- Instructions for the task
Sift the listing for lines that hold the string "تحليل" and pull them out.

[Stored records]

---*---

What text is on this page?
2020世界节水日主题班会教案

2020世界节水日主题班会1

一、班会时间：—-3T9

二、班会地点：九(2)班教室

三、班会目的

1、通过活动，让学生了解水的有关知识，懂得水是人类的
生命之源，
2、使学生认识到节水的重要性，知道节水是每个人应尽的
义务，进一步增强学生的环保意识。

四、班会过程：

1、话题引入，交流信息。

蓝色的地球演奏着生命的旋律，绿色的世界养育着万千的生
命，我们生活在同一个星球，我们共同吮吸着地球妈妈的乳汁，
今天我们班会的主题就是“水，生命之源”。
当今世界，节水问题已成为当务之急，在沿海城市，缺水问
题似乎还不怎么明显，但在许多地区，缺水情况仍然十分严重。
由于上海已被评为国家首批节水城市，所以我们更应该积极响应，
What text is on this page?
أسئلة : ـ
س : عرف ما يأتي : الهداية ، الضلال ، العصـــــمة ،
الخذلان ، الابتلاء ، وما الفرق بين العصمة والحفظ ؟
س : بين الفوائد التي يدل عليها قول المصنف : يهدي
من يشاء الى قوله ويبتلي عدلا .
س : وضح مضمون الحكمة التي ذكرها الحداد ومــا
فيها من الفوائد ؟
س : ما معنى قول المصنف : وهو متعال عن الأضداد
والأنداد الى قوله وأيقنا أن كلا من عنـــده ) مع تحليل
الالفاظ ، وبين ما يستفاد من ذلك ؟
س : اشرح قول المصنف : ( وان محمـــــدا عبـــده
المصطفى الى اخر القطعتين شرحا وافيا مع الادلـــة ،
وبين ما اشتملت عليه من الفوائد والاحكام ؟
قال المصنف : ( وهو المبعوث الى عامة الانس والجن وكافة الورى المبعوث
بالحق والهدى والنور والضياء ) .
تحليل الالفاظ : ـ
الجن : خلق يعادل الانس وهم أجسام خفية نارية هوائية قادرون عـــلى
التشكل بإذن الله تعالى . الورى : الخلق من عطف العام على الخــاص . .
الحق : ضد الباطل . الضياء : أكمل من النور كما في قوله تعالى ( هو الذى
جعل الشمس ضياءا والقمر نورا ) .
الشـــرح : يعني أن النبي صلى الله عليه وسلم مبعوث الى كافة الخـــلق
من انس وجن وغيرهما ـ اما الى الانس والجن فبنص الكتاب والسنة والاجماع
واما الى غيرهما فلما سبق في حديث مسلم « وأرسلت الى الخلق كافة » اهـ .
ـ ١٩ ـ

---*---

- Completed task
والأنداد الى قوله وأيقنا أن كلا من عنـــده ) مع تحليل
تحليل الالفاظ : ـ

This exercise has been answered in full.